- Task requirements: Retype the records that come next, word for word.
-- Begin Given information --
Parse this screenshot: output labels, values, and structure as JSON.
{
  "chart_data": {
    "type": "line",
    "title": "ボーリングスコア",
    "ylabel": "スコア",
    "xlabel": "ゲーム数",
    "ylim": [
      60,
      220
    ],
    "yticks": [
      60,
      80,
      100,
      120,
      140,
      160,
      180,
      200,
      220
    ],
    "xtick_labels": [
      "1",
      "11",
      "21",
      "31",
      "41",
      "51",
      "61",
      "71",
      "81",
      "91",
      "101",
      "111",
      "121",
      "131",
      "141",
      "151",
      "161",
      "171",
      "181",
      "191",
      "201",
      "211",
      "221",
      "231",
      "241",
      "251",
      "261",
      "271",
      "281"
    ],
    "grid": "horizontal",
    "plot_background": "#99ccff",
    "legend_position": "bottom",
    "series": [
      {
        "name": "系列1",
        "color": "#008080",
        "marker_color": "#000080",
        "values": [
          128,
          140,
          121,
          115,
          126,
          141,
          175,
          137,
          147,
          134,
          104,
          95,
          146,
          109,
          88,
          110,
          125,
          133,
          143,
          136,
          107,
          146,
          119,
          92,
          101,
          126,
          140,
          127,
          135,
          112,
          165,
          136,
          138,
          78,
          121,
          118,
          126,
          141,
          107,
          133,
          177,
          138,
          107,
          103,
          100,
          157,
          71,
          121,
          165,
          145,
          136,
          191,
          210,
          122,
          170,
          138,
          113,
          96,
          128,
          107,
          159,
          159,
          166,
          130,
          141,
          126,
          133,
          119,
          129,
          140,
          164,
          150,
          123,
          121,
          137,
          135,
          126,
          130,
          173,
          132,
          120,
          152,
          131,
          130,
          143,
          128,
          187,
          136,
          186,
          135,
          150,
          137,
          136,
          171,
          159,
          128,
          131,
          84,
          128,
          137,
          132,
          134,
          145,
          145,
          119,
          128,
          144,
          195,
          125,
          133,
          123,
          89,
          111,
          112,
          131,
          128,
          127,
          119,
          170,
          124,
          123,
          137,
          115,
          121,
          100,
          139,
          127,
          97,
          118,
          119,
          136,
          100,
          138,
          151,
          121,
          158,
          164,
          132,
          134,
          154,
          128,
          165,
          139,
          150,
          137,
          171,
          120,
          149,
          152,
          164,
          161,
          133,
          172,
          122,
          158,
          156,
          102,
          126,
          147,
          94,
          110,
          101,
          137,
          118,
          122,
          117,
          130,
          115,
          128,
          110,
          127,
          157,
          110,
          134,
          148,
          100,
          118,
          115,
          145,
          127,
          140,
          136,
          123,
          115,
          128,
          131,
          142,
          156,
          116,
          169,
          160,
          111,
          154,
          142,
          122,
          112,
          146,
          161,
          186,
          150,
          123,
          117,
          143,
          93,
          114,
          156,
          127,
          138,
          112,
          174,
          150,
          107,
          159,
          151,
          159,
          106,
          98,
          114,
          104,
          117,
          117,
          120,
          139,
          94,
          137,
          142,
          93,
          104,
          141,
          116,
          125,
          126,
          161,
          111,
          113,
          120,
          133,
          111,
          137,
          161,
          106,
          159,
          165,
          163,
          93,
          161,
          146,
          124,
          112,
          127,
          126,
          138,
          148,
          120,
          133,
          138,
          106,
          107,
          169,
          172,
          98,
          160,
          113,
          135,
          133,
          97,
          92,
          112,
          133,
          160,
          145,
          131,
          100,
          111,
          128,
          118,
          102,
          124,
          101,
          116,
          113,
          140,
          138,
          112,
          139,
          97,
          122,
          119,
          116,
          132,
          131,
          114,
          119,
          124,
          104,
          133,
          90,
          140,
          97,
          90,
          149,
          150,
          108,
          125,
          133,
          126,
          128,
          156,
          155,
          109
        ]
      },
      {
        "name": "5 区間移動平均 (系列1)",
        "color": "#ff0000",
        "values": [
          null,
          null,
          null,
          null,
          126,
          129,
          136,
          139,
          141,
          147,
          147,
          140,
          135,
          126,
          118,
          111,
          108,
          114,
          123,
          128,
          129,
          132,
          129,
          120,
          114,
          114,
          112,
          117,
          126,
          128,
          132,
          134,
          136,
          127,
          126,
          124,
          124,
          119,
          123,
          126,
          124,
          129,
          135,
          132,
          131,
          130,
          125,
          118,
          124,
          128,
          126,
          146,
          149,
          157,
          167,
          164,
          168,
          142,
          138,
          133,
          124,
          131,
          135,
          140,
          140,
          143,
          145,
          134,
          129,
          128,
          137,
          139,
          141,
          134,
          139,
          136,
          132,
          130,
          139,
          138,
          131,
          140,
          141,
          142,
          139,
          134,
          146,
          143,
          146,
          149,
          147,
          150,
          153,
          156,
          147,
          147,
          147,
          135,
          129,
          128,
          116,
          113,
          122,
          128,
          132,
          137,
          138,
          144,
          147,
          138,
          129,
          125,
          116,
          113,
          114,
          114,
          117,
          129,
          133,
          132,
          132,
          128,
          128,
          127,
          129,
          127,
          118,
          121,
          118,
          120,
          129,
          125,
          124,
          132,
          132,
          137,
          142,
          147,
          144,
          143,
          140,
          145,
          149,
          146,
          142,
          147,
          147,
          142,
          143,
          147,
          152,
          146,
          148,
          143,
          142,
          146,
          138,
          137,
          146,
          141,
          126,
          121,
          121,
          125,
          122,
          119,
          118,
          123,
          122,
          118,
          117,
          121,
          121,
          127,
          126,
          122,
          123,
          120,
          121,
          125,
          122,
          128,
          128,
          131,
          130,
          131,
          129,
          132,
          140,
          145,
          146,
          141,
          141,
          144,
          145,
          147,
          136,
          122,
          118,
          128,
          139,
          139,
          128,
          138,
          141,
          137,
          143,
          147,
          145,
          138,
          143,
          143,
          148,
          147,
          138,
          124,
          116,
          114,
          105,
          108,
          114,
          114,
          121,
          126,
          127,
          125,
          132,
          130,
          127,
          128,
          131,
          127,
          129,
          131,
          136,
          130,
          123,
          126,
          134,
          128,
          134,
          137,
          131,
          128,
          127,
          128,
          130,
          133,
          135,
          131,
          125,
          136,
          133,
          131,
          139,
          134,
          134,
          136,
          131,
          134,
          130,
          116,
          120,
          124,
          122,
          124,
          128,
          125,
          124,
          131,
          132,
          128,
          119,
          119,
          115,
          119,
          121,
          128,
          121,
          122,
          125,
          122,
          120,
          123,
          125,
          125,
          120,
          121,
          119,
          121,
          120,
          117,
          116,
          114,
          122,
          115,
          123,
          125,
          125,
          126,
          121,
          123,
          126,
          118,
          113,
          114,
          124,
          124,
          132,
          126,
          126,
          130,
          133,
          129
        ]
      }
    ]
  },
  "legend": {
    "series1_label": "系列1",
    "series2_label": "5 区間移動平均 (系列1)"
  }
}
-- End Given information --
- Solution below:
Parse this screenshot: output labels, values, and structure as JSON.
{
  "chart_data": {
    "type": "line",
    "title": "ボーリングスコア",
    "ylabel": "スコア",
    "xlabel": "ゲーム数",
    "ylim": [
      60,
      220
    ],
    "yticks": [
      60,
      80,
      100,
      120,
      140,
      160,
      180,
      200,
      220
    ],
    "xtick_labels": [
      "1",
      "11",
      "21",
      "31",
      "41",
      "51",
      "61",
      "71",
      "81",
      "91",
      "101",
      "111",
      "121",
      "131",
      "141",
      "151",
      "161",
      "171",
      "181",
      "191",
      "201",
      "211",
      "221",
      "231",
      "241",
      "251",
      "261",
      "271",
      "281"
    ],
    "grid": "horizontal",
    "plot_background": "#99ccff",
    "legend_position": "bottom",
    "series": [
      {
        "name": "系列1",
        "color": "#008080",
        "marker_color": "#000080",
        "values": [
          128,
          140,
          121,
          115,
          126,
          141,
          175,
          137,
          147,
          134,
          104,
          95,
          146,
          109,
          88,
          110,
          125,
          133,
          143,
          136,
          107,
          146,
          119,
          92,
          101,
          126,
          140,
          127,
          135,
          112,
          165,
          136,
          138,
          78,
          121,
          118,
          126,
          141,
          107,
          133,
          177,
          138,
          107,
          103,
          100,
          157,
          71,
          121,
          165,
          145,
          136,
          191,
          210,
          122,
          170,
          138,
          113,
          96,
          128,
          107,
          159,
          159,
          166,
          130,
          141,
          126,
          133,
          119,
          129,
          140,
          164,
          150,
          123,
          121,
          137,
          135,
          126,
          130,
          173,
          132,
          120,
          152,
          131,
          130,
          143,
          128,
          187,
          136,
          186,
          135,
          150,
          137,
          136,
          171,
          159,
          128,
          131,
          84,
          128,
          137,
          132,
          134,
          145,
          145,
          119,
          128,
          144,
          195,
          125,
          133,
          123,
          89,
          111,
          112,
          131,
          128,
          127,
          119,
          170,
          124,
          123,
          137,
          115,
          121,
          100,
          139,
          127,
          97,
          118,
          119,
          136,
          100,
          138,
          151,
          121,
          158,
          164,
          132,
          134,
          154,
          128,
          165,
          139,
          150,
          137,
          171,
          120,
          149,
          152,
          164,
          161,
          133,
          172,
          122,
          158,
          156,
          102,
          126,
          147,
          94,
          110,
          101,
          137,
          118,
          122,
          117,
          130,
          115,
          128,
          110,
          127,
          157,
          110,
          134,
          148,
          100,
          118,
          115,
          145,
          127,
          140,
          136,
          123,
          115,
          128,
          131,
          142,
          156,
          116,
          169,
          160,
          111,
          154,
          142,
          122,
          112,
          146,
          161,
          186,
          150,
          123,
          117,
          143,
          93,
          114,
          156,
          127,
          138,
          112,
          174,
          150,
          107,
          159,
          151,
          159,
          106,
          98,
          114,
          104,
          117,
          117,
          120,
          139,
          94,
          137,
          142,
          93,
          104,
          141,
          116,
          125,
          126,
          161,
          111,
          113,
          120,
          133,
          111,
          137,
          161,
          106,
          159,
          165,
          163,
          93,
          161,
          146,
          124,
          112,
          127,
          126,
          138,
          148,
          120,
          133,
          138,
          106,
          107,
          169,
          172,
          98,
          160,
          113,
          135,
          133,
          97,
          92,
          112,
          133,
          160,
          145,
          131,
          100,
          111,
          128,
          118,
          102,
          124,
          101,
          116,
          113,
          140,
          138,
          112,
          139,
          97,
          122,
          119,
          116,
          132,
          131,
          114,
          119,
          124,
          104,
          133,
          90,
          140,
          97,
          90,
          149,
          150,
          108,
          125,
          133,
          126,
          128,
          156,
          155,
          109
        ]
      },
      {
        "name": "5 区間移動平均 (系列1)",
        "color": "#ff0000",
        "values": [
          null,
          null,
          null,
          null,
          126,
          129,
          136,
          139,
          141,
          147,
          147,
          140,
          135,
          126,
          118,
          111,
          108,
          114,
          123,
          128,
          129,
          132,
          129,
          120,
          114,
          114,
          112,
          117,
          126,
          128,
          132,
          134,
          136,
          127,
          126,
          124,
          124,
          119,
          123,
          126,
          124,
          129,
          135,
          132,
          131,
          130,
          125,
          118,
          124,
          128,
          126,
          146,
          149,
          157,
          167,
          164,
          168,
          142,
          138,
          133,
          124,
          131,
          135,
          140,
          140,
          143,
          145,
          134,
          129,
          128,
          137,
          139,
          141,
          134,
          139,
          136,
          132,
          130,
          139,
          138,
          131,
          140,
          141,
          142,
          139,
          134,
          146,
          143,
          146,
          149,
          147,
          150,
          153,
          156,
          147,
          147,
          147,
          135,
          129,
          128,
          116,
          113,
          122,
          128,
          132,
          137,
          138,
          144,
          147,
          138,
          129,
          125,
          116,
          113,
          114,
          114,
          117,
          129,
          133,
          132,
          132,
          128,
          128,
          127,
          129,
          127,
          118,
          121,
          118,
          120,
          129,
          125,
          124,
          132,
          132,
          137,
          142,
          147,
          144,
          143,
          140,
          145,
          149,
          146,
          142,
          147,
          147,
          142,
          143,
          147,
          152,
          146,
          148,
          143,
          142,
          146,
          138,
          137,
          146,
          141,
          126,
          121,
          121,
          125,
          122,
          119,
          118,
          123,
          122,
          118,
          117,
          121,
          121,
          127,
          126,
          122,
          123,
          120,
          121,
          125,
          122,
          128,
          128,
          131,
          130,
          131,
          129,
          132,
          140,
          145,
          146,
          141,
          141,
          144,
          145,
          147,
          136,
          122,
          118,
          128,
          139,
          139,
          128,
          138,
          141,
          137,
          143,
          147,
          145,
          138,
          143,
          143,
          148,
          147,
          138,
          124,
          116,
          114,
          105,
          108,
          114,
          114,
          121,
          126,
          127,
          125,
          132,
          130,
          127,
          128,
          131,
          127,
          129,
          131,
          136,
          130,
          123,
          126,
          134,
          128,
          134,
          137,
          131,
          128,
          127,
          128,
          130,
          133,
          135,
          131,
          125,
          136,
          133,
          131,
          139,
          134,
          134,
          136,
          131,
          134,
          130,
          116,
          120,
          124,
          122,
          124,
          128,
          125,
          124,
          131,
          132,
          128,
          119,
          119,
          115,
          119,
          121,
          128,
          121,
          122,
          125,
          122,
          120,
          123,
          125,
          125,
          120,
          121,
          119,
          121,
          120,
          117,
          116,
          114,
          122,
          115,
          123,
          125,
          125,
          126,
          121,
          123,
          126,
          118,
          113,
          114,
          124,
          124,
          132,
          126,
          126,
          130,
          133,
          129
        ]
      }
    ]
  },
  "legend": {
    "series1_label": "系列1",
    "series2_label": "5 区間移動平均 (系列1)"
  }
}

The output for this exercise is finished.